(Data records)
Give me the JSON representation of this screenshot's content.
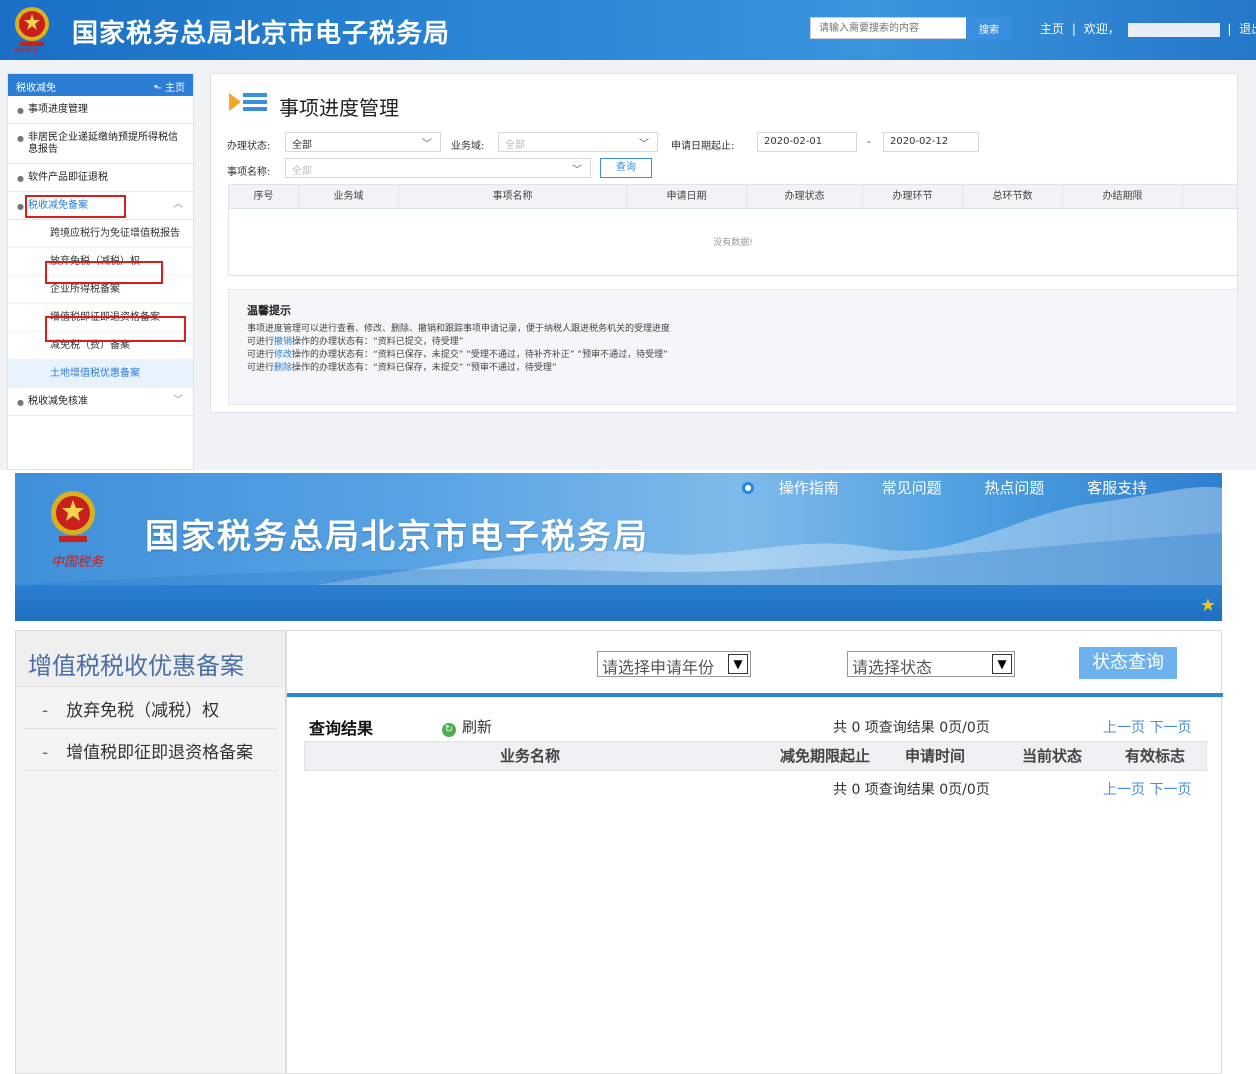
{
  "top": {
    "header": {
      "title": "国家税务总局北京市电子税务局",
      "search_placeholder": "请输入需要搜索的内容",
      "search_button": "搜索",
      "home": "主页",
      "sep1": "|",
      "welcome": "欢迎，",
      "sep2": "|",
      "logout": "退出"
    },
    "sidebar": {
      "head": "税收减免",
      "home": "主页",
      "items": [
        {
          "label": "事项进度管理"
        },
        {
          "label": "非居民企业递延缴纳预提所得税信息报告"
        },
        {
          "label": "软件产品即征退税"
        },
        {
          "label": "税收减免备案"
        }
      ],
      "subitems": [
        {
          "label": "跨境应税行为免征增值税报告"
        },
        {
          "label": "放弃免税（减税）权"
        },
        {
          "label": "企业所得税备案"
        },
        {
          "label": "增值税即征即退资格备案"
        },
        {
          "label": "减免税（费）备案"
        },
        {
          "label": "土地增值税优惠备案"
        }
      ],
      "last_item": "税收减免核准"
    },
    "main": {
      "title": "事项进度管理",
      "filters": {
        "status_label": "办理状态:",
        "status_value": "全部",
        "domain_label": "业务域:",
        "domain_value": "全部",
        "date_label": "申请日期起止:",
        "date_from": "2020-02-01",
        "date_sep": "-",
        "date_to": "2020-02-12",
        "name_label": "事项名称:",
        "name_value": "全部",
        "query_button": "查询"
      },
      "table": {
        "columns": [
          "序号",
          "业务域",
          "事项名称",
          "申请日期",
          "办理状态",
          "办理环节",
          "总环节数",
          "办结期限"
        ],
        "empty": "没有数据!"
      },
      "tips": {
        "title": "温馨提示",
        "line1": "事项进度管理可以进行查看、修改、删除、撤销和跟踪事项申请记录，便于纳税人跟进税务机关的受理进度",
        "line2_pre": "可进行",
        "line2_hl": "撤销",
        "line2_post": "操作的办理状态有：“资料已提交，待受理”",
        "line3_pre": "可进行",
        "line3_hl": "修改",
        "line3_post": "操作的办理状态有：“资料已保存，未提交” “受理不通过，待补齐补正” “预审不通过，待受理”",
        "line4_pre": "可进行",
        "line4_hl": "删除",
        "line4_post": "操作的办理状态有：“资料已保存，未提交” “预审不通过，待受理”"
      }
    }
  },
  "bottom": {
    "banner": {
      "title": "国家税务总局北京市电子税务局",
      "seal": "中国税务",
      "links": [
        "操作指南",
        "常见问题",
        "热点问题",
        "客服支持"
      ]
    },
    "sidebar": {
      "title": "增值税税收优惠备案",
      "items": [
        {
          "dash": "-",
          "label": "放弃免税（减税）权"
        },
        {
          "dash": "-",
          "label": "增值税即征即退资格备案"
        }
      ]
    },
    "main": {
      "year_select": "请选择申请年份",
      "status_select": "请选择状态",
      "query_button": "状态查询",
      "result_title": "查询结果",
      "refresh": "刷新",
      "count_text": "共 0 项查询结果 0页/0页",
      "prev": "上一页",
      "next": "下一页",
      "columns": [
        "业务名称",
        "减免期限起止",
        "申请时间",
        "当前状态",
        "有效标志"
      ]
    }
  },
  "colors": {
    "brand_blue": "#2b7dd6",
    "highlight_red": "#d61f1f",
    "link_blue": "#4a8ed8"
  }
}
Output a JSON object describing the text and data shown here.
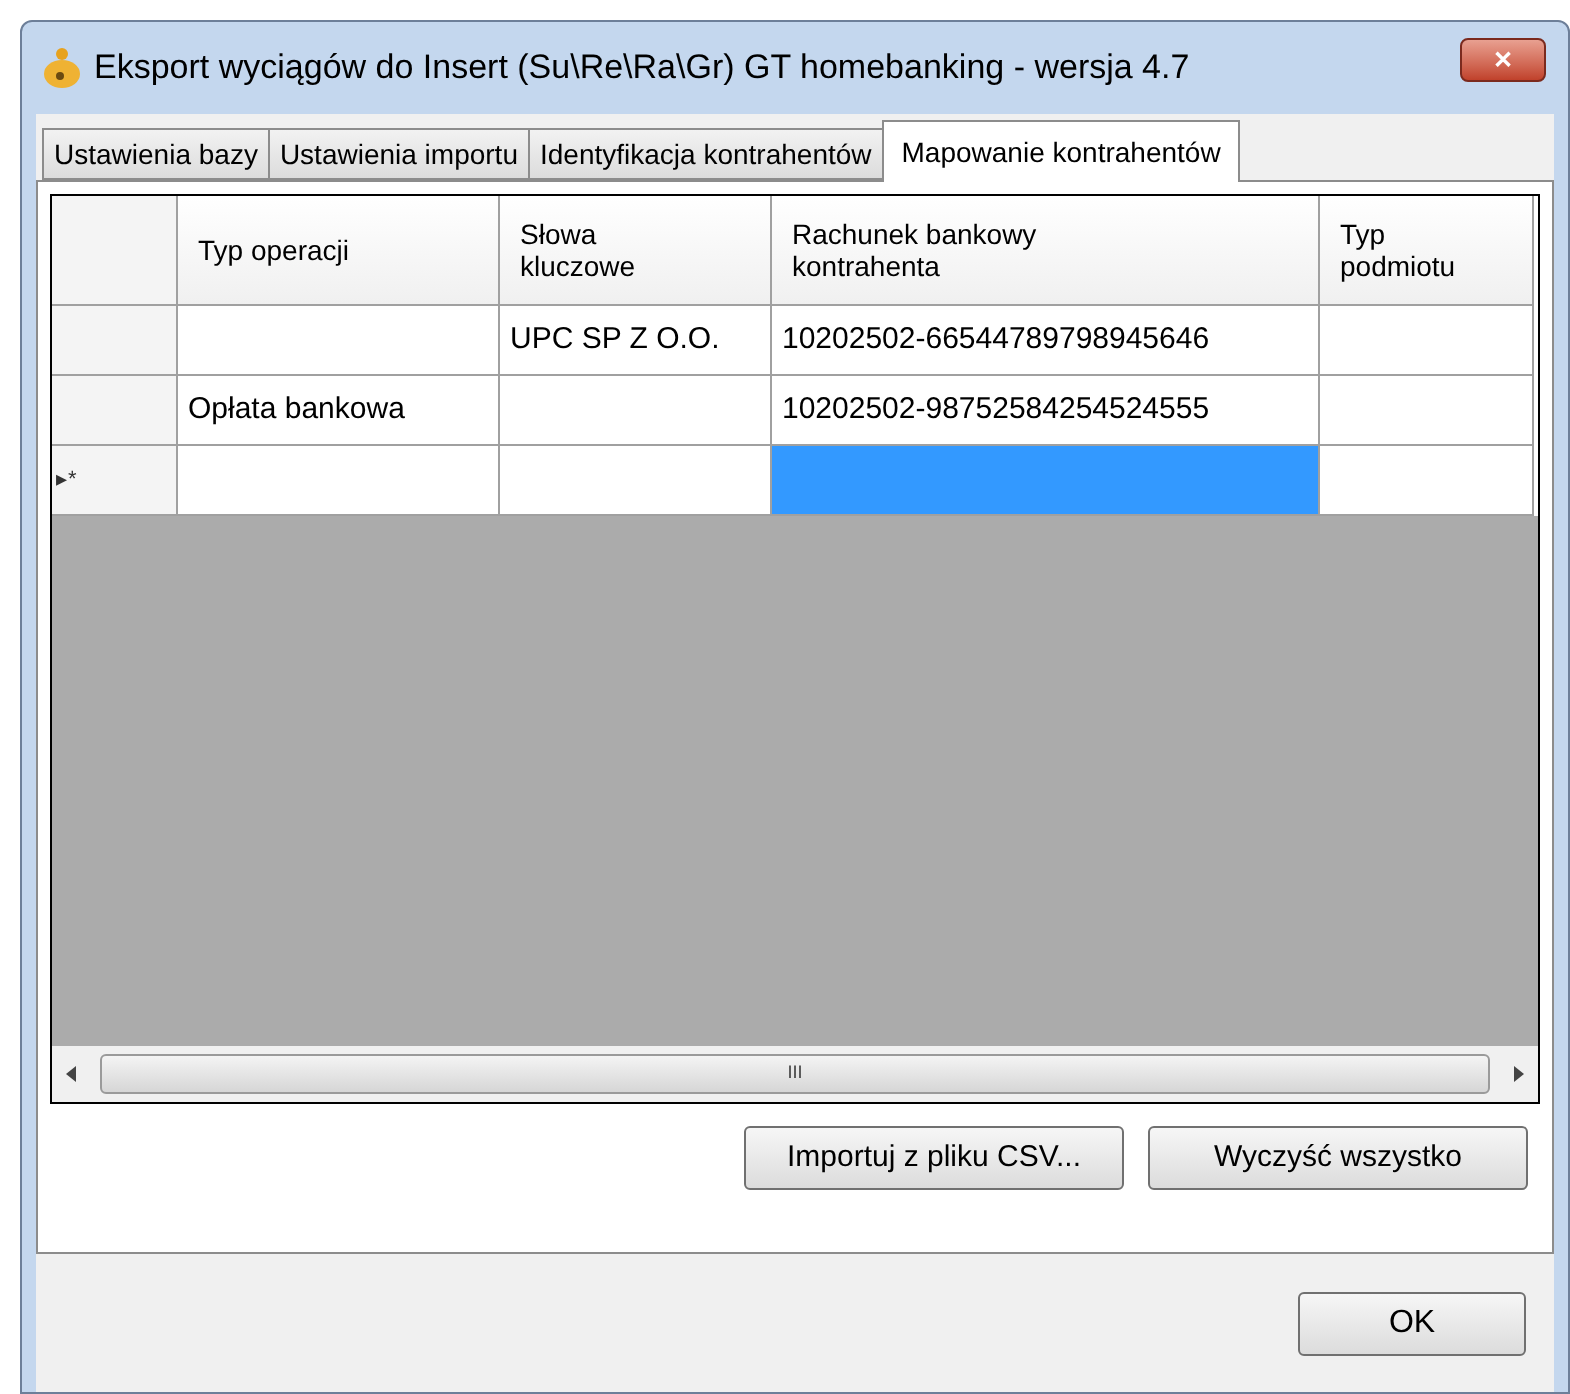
{
  "window": {
    "title": "Eksport wyciągów do Insert (Su\\Re\\Ra\\Gr) GT homebanking - wersja 4.7",
    "close": "✕"
  },
  "tabs": [
    {
      "label": "Ustawienia bazy",
      "selected": false
    },
    {
      "label": "Ustawienia importu",
      "selected": false
    },
    {
      "label": "Identyfikacja kontrahentów",
      "selected": false
    },
    {
      "label": "Mapowanie kontrahentów",
      "selected": true
    }
  ],
  "table": {
    "columns": [
      "Typ operacji",
      "Słowa\nkluczowe",
      "Rachunek bankowy\nkontrahenta",
      "Typ\npodmiotu"
    ],
    "rows": [
      {
        "cells": [
          {
            "selected": false
          },
          {
            "text": "UPC SP Z O.O.",
            "selected": false
          },
          {
            "text": "10202502-66544789798945646",
            "selected": false
          },
          {
            "selected": false
          }
        ]
      },
      {
        "cells": [
          {
            "text": "Opłata bankowa",
            "selected": false
          },
          {
            "selected": false
          },
          {
            "text": "10202502-98752584254524555",
            "selected": false
          },
          {
            "selected": false
          }
        ]
      },
      {
        "marker": "▸*",
        "cells": [
          {
            "selected": false
          },
          {
            "selected": false
          },
          {
            "selected": true
          },
          {
            "selected": false
          }
        ]
      }
    ],
    "scroll_grip": "III"
  },
  "buttons": [
    "Importuj z pliku CSV...",
    "Wyczyść wszystko"
  ],
  "footer_button": "OK"
}
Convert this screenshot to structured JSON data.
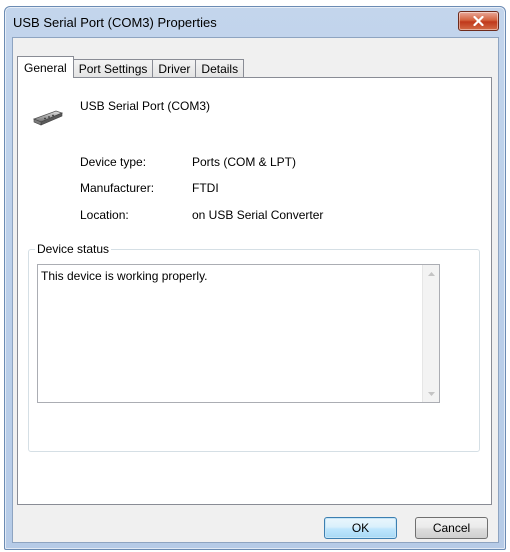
{
  "window": {
    "title": "USB Serial Port (COM3) Properties"
  },
  "tabs": [
    {
      "label": "General"
    },
    {
      "label": "Port Settings"
    },
    {
      "label": "Driver"
    },
    {
      "label": "Details"
    }
  ],
  "general": {
    "device_name": "USB Serial Port (COM3)",
    "device_icon": "serial-port-connector-icon",
    "properties": [
      {
        "label": "Device type:",
        "value": "Ports (COM & LPT)"
      },
      {
        "label": "Manufacturer:",
        "value": "FTDI"
      },
      {
        "label": "Location:",
        "value": "on USB Serial Converter"
      }
    ],
    "status_group_label": "Device status",
    "status_text": "This device is working properly."
  },
  "buttons": {
    "ok": "OK",
    "cancel": "Cancel"
  },
  "colors": {
    "close_button": "#c0391b",
    "window_frame": "#bcd0ea",
    "default_button": "#bee6fd"
  }
}
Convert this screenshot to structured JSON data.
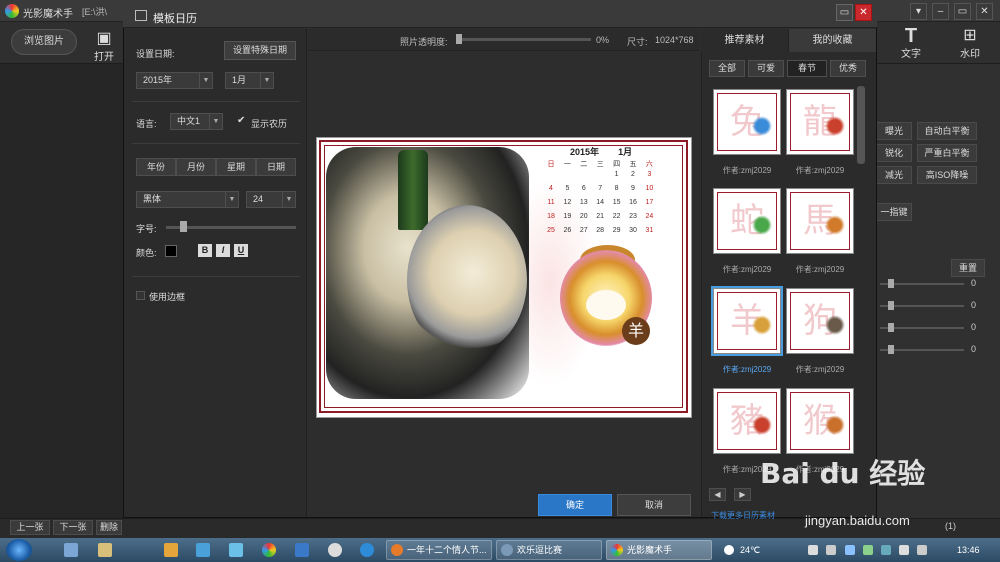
{
  "app": {
    "title": "光影魔术手",
    "path": "[E:\\洪\\",
    "browse_label": "浏览图片",
    "open_label": "打开",
    "text_label": "文字",
    "watermark_label": "水印",
    "right_buttons": [
      "曝光",
      "自动白平衡",
      "锐化",
      "严重白平衡",
      "减光",
      "高ISO降噪"
    ],
    "one_key": "一指键",
    "reset_label": "重置",
    "slider_values": [
      "0",
      "0",
      "0",
      "0"
    ],
    "bottom": {
      "prev": "上一张",
      "next": "下一张",
      "delete": "删除",
      "count": "(1)"
    }
  },
  "dialog": {
    "title": "模板日历",
    "controls": {
      "minimize": "▭",
      "close": "✕"
    },
    "left": {
      "date_label": "设置日期:",
      "special_date_button": "设置特殊日期",
      "year": "2015年",
      "month": "1月",
      "language_label": "语言:",
      "language": "中文1",
      "show_lunar_checked": "✔",
      "show_lunar_label": "显示农历",
      "segments": [
        "年份",
        "月份",
        "星期",
        "日期"
      ],
      "font": "黑体",
      "font_size": "24",
      "size_label": "字号:",
      "color_label": "颜色:",
      "bold": "B",
      "italic": "I",
      "underline": "U",
      "use_border_label": "使用边框"
    },
    "center": {
      "opacity_label": "照片透明度:",
      "opacity_value": "0%",
      "opacity_fraction": 0,
      "size_label": "尺寸:",
      "size_value": "1024*768",
      "calendar_year": "2015年",
      "calendar_month": "1月",
      "weekdays": [
        "日",
        "一",
        "二",
        "三",
        "四",
        "五",
        "六"
      ],
      "days": [
        "1",
        "2",
        "3",
        "4",
        "5",
        "6",
        "7",
        "8",
        "9",
        "10",
        "11",
        "12",
        "13",
        "14",
        "15",
        "16",
        "17",
        "18",
        "19",
        "20",
        "21",
        "22",
        "23",
        "24",
        "25",
        "26",
        "27",
        "28",
        "29",
        "30",
        "31"
      ],
      "first_weekday_index": 4,
      "zodiac_char": "羊",
      "ok": "确定",
      "cancel": "取消"
    },
    "right": {
      "tabs": [
        "推荐素材",
        "我的收藏"
      ],
      "categories": [
        "全部",
        "可爱",
        "春节",
        "优秀"
      ],
      "templates": [
        {
          "char": "兔",
          "author": "作者:zmj2029",
          "color": "#3a8bd8"
        },
        {
          "char": "龍",
          "author": "作者:zmj2029",
          "color": "#c9402c"
        },
        {
          "char": "蛇",
          "author": "作者:zmj2029",
          "color": "#4aa74a"
        },
        {
          "char": "馬",
          "author": "作者:zmj2029",
          "color": "#d17b2a"
        },
        {
          "char": "羊",
          "author": "作者:zmj2029",
          "color": "#d8a03a"
        },
        {
          "char": "狗",
          "author": "作者:zmj2029",
          "color": "#6a5a4a"
        },
        {
          "char": "豬",
          "author": "作者:zmj2029",
          "color": "#c9402c"
        },
        {
          "char": "猴",
          "author": "作者:zmj2029",
          "color": "#c9702c"
        }
      ],
      "nav_prev": "◀",
      "nav_next": "▶",
      "more_link": "下载更多日历素材"
    }
  },
  "taskbar": {
    "tasks": [
      "一年十二个情人节...",
      "欢乐逗比赛",
      "光影魔术手"
    ],
    "temperature": "24℃",
    "time": "13:46"
  },
  "watermark": {
    "brand": "Bai du 经验",
    "url": "jingyan.baidu.com"
  }
}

_DIRECTIONS FOR THIS TASK_
Work out how many lines in the records above contain the word "资料已保存", and give only that number.

_RESULT OF THE TASK_
2